**WORK REQUIRED**. Read the lines that follow and pick out every one containing the word "object".
*****
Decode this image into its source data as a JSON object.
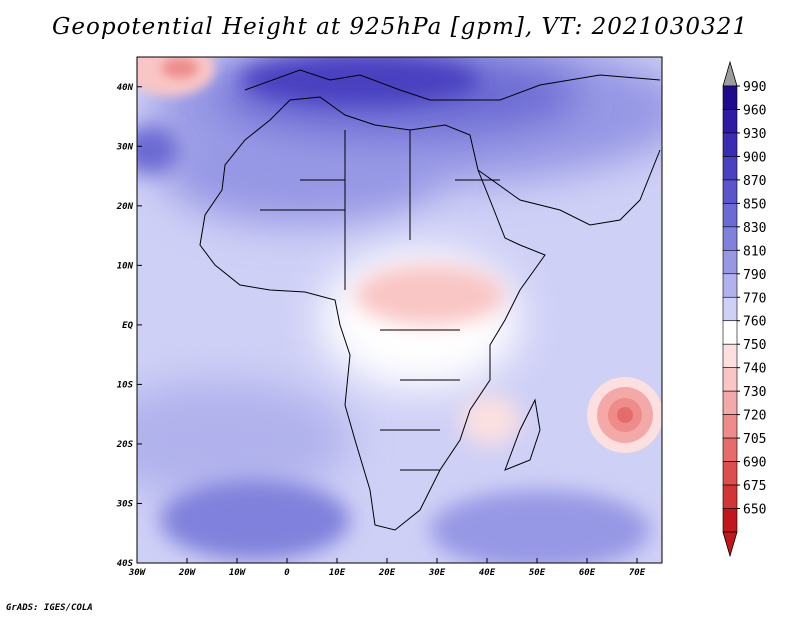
{
  "title": "Geopotential Height at 925hPa [gpm], VT: 2021030321",
  "credit": "GrADS: IGES/COLA",
  "map": {
    "lon_range": [
      -30,
      75
    ],
    "lat_range": [
      -40,
      45
    ],
    "lon_ticks": [
      {
        "value": -30,
        "label": "30W"
      },
      {
        "value": -20,
        "label": "20W"
      },
      {
        "value": -10,
        "label": "10W"
      },
      {
        "value": 0,
        "label": "0"
      },
      {
        "value": 10,
        "label": "10E"
      },
      {
        "value": 20,
        "label": "20E"
      },
      {
        "value": 30,
        "label": "30E"
      },
      {
        "value": 40,
        "label": "40E"
      },
      {
        "value": 50,
        "label": "50E"
      },
      {
        "value": 60,
        "label": "60E"
      },
      {
        "value": 70,
        "label": "70E"
      }
    ],
    "lat_ticks": [
      {
        "value": 40,
        "label": "40N"
      },
      {
        "value": 30,
        "label": "30N"
      },
      {
        "value": 20,
        "label": "20N"
      },
      {
        "value": 10,
        "label": "10N"
      },
      {
        "value": 0,
        "label": "EQ"
      },
      {
        "value": -10,
        "label": "10S"
      },
      {
        "value": -20,
        "label": "20S"
      },
      {
        "value": -30,
        "label": "30S"
      },
      {
        "value": -40,
        "label": "40S"
      }
    ],
    "field_features": [
      {
        "type": "low",
        "lon": 69,
        "lat": -15.5,
        "value": 715
      },
      {
        "type": "low",
        "lon": -22,
        "lat": 43,
        "value": 735
      },
      {
        "type": "low",
        "lon": 28,
        "lat": 6,
        "value": 750
      },
      {
        "type": "high",
        "lon": 17,
        "lat": 39,
        "value": 910
      },
      {
        "type": "high",
        "lon": -30,
        "lat": 29,
        "value": 880
      }
    ]
  },
  "colorbar": {
    "levels": [
      "990",
      "960",
      "930",
      "900",
      "870",
      "850",
      "830",
      "810",
      "790",
      "770",
      "760",
      "750",
      "740",
      "730",
      "720",
      "705",
      "690",
      "675",
      "650"
    ],
    "colors": [
      "#1e0a8c",
      "#2e1aa4",
      "#3b2cb4",
      "#4a40c0",
      "#5b55c9",
      "#6c6ad3",
      "#8081dc",
      "#9798e5",
      "#b1b2ed",
      "#cfd0f6",
      "#ffffff",
      "#fce0e0",
      "#f9c5c5",
      "#f4a9a9",
      "#ee8b8b",
      "#e66c6c",
      "#dd4f4f",
      "#d23535",
      "#c0161c"
    ],
    "over_color": "#9c9c9c"
  }
}
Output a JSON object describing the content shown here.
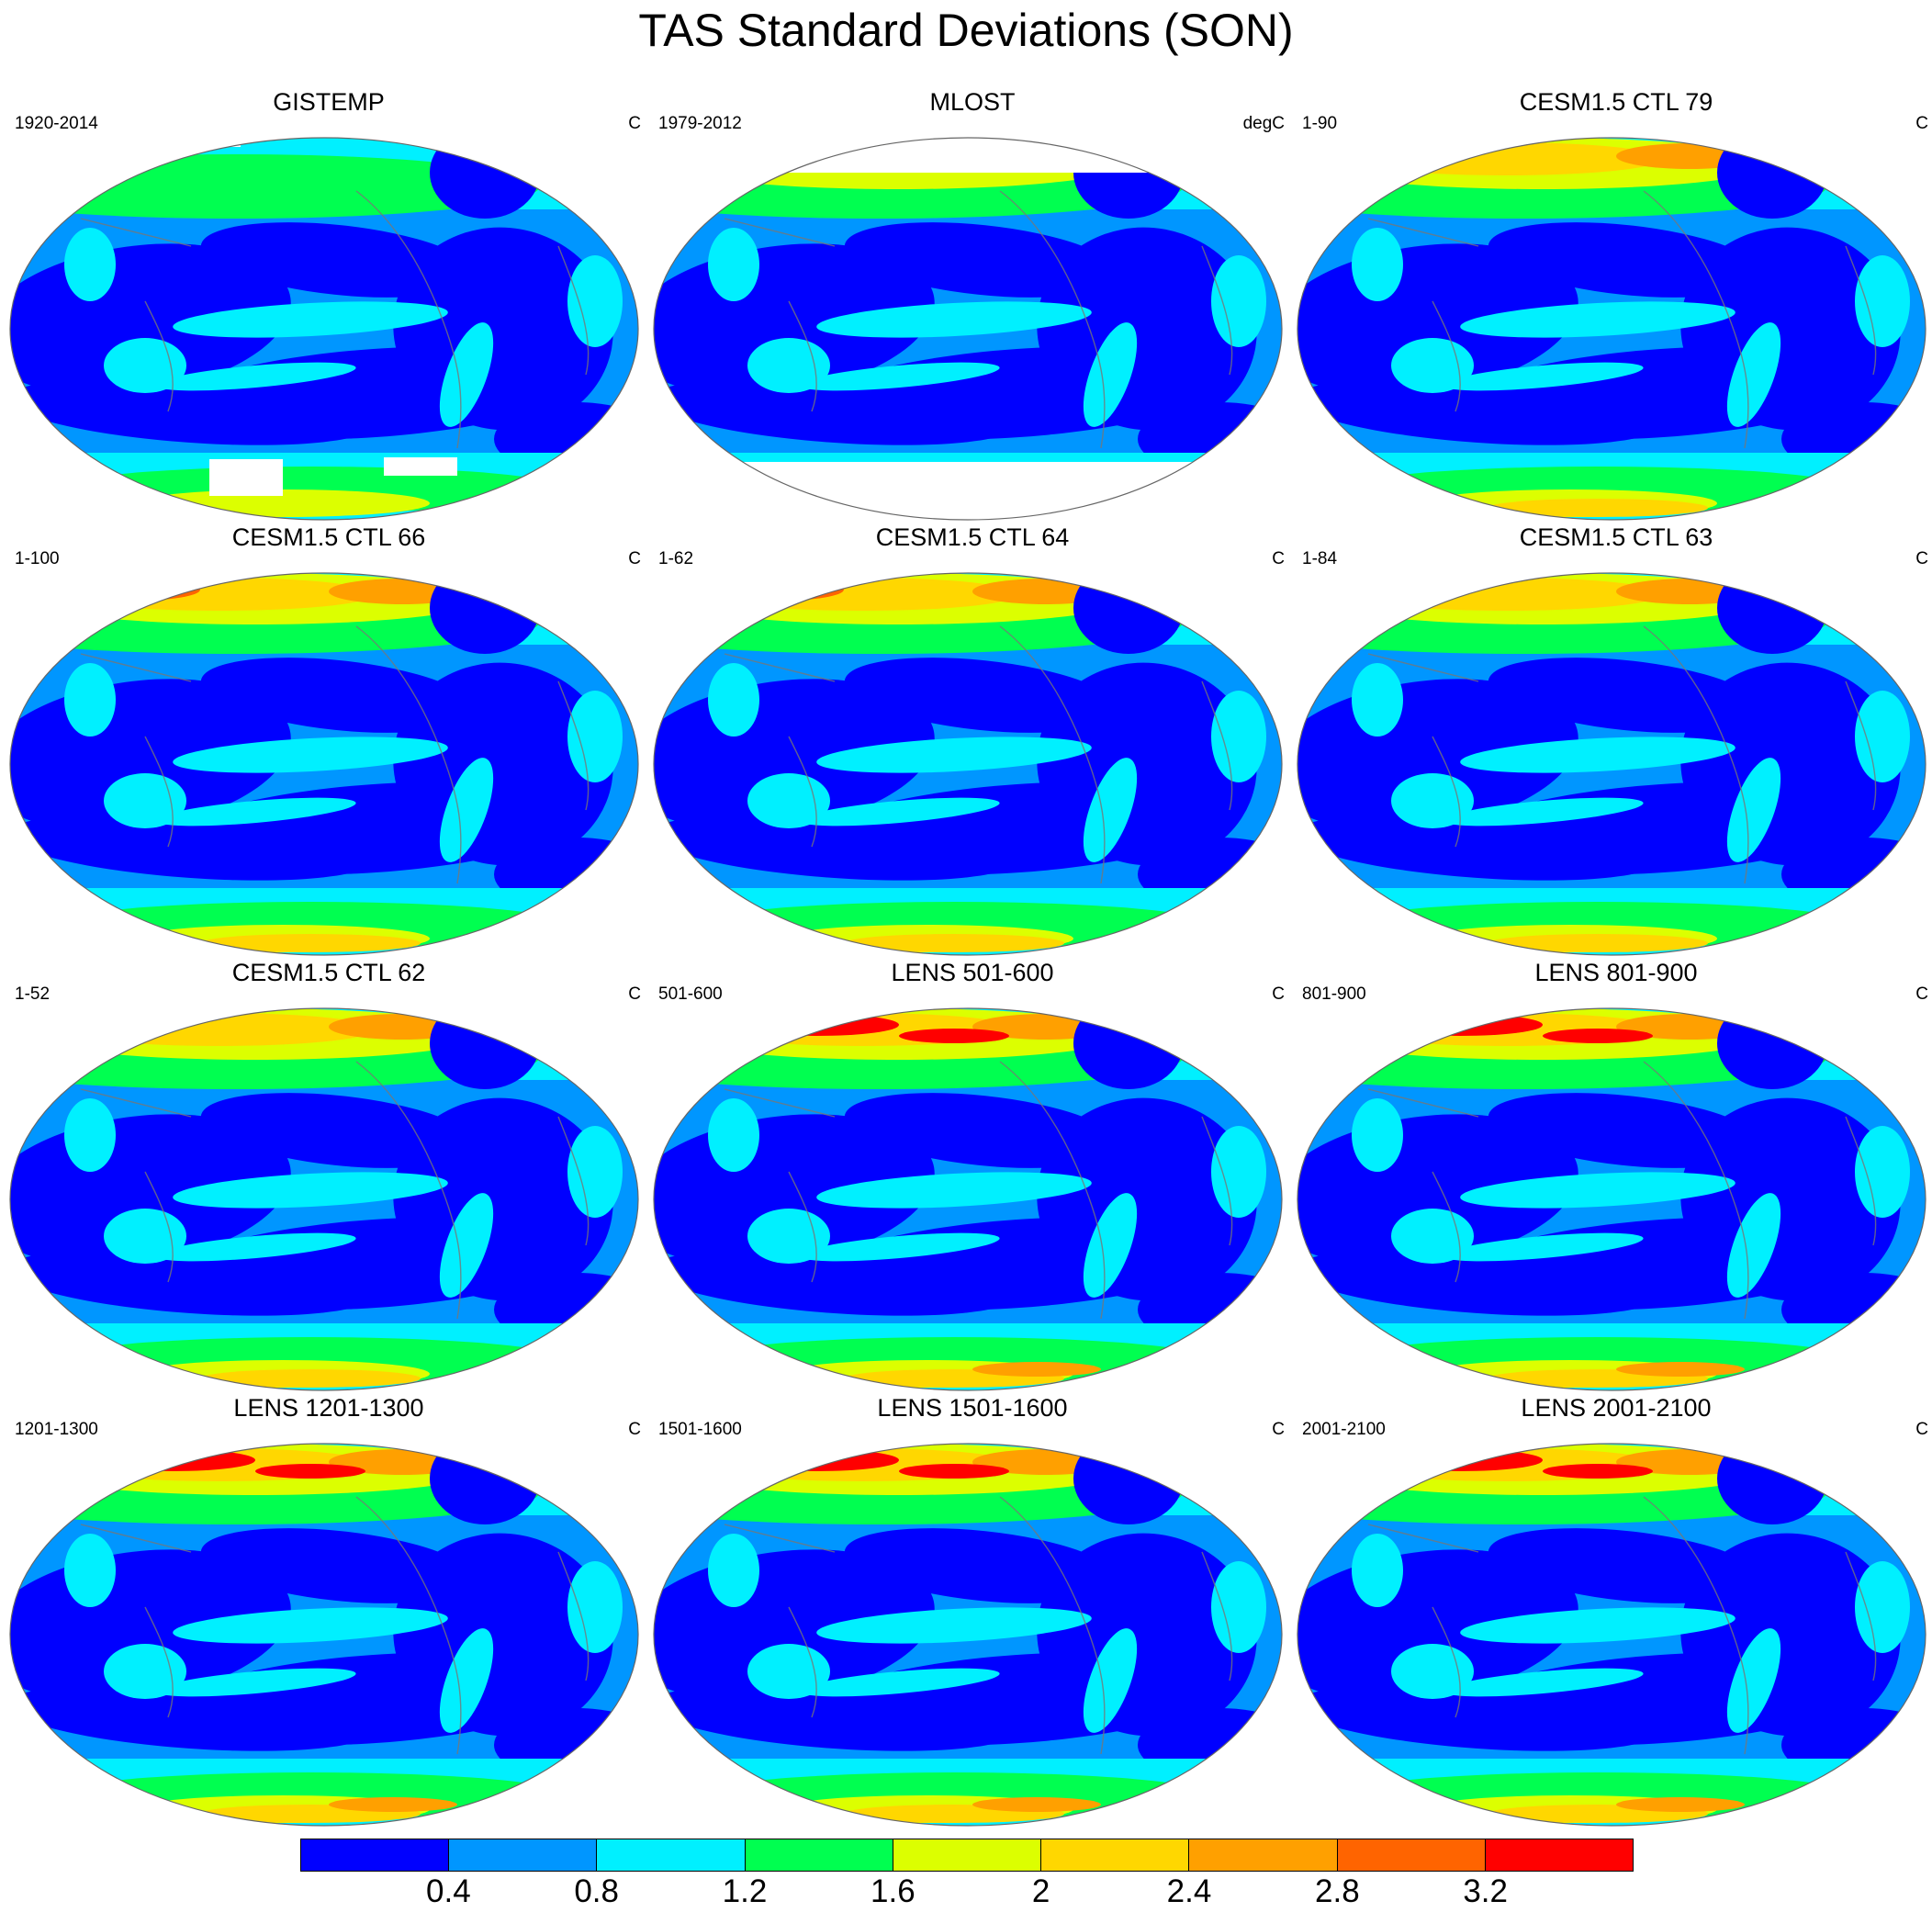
{
  "title": "TAS Standard Deviations (SON)",
  "colorbar": {
    "colors": [
      "#0000ff",
      "#0096ff",
      "#00f0ff",
      "#00ff50",
      "#dcff00",
      "#ffd700",
      "#ffa000",
      "#ff6400",
      "#ff0000"
    ],
    "labels": [
      "0.4",
      "0.8",
      "1.2",
      "1.6",
      "2",
      "2.4",
      "2.8",
      "3.2"
    ]
  },
  "panels": [
    {
      "title": "GISTEMP",
      "left_label": "1920-2014",
      "right_label": "C",
      "missing": "both",
      "arctic": 1,
      "antarctic": 2
    },
    {
      "title": "MLOST",
      "left_label": "1979-2012",
      "right_label": "degC",
      "missing": "mlost",
      "arctic": 3,
      "antarctic": 0
    },
    {
      "title": "CESM1.5 CTL 79",
      "left_label": "1-90",
      "right_label": "C",
      "missing": "none",
      "arctic": 5,
      "antarctic": 3
    },
    {
      "title": "CESM1.5 CTL 66",
      "left_label": "1-100",
      "right_label": "C",
      "missing": "none",
      "arctic": 6,
      "antarctic": 3
    },
    {
      "title": "CESM1.5 CTL 64",
      "left_label": "1-62",
      "right_label": "C",
      "missing": "none",
      "arctic": 6,
      "antarctic": 3
    },
    {
      "title": "CESM1.5 CTL 63",
      "left_label": "1-84",
      "right_label": "C",
      "missing": "none",
      "arctic": 5,
      "antarctic": 3
    },
    {
      "title": "CESM1.5 CTL 62",
      "left_label": "1-52",
      "right_label": "C",
      "missing": "none",
      "arctic": 5,
      "antarctic": 3
    },
    {
      "title": "LENS 501-600",
      "left_label": "501-600",
      "right_label": "C",
      "missing": "none",
      "arctic": 7,
      "antarctic": 4
    },
    {
      "title": "LENS 801-900",
      "left_label": "801-900",
      "right_label": "C",
      "missing": "none",
      "arctic": 7,
      "antarctic": 4
    },
    {
      "title": "LENS 1201-1300",
      "left_label": "1201-1300",
      "right_label": "C",
      "missing": "none",
      "arctic": 7,
      "antarctic": 4
    },
    {
      "title": "LENS 1501-1600",
      "left_label": "1501-1600",
      "right_label": "C",
      "missing": "none",
      "arctic": 7,
      "antarctic": 4
    },
    {
      "title": "LENS 2001-2100",
      "left_label": "2001-2100",
      "right_label": "C",
      "missing": "none",
      "arctic": 7,
      "antarctic": 4
    }
  ]
}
*****
**EXERCISE ANSWER**.
Decode this image into its source data as a JSON object.
Output a JSON object describing the content shown here.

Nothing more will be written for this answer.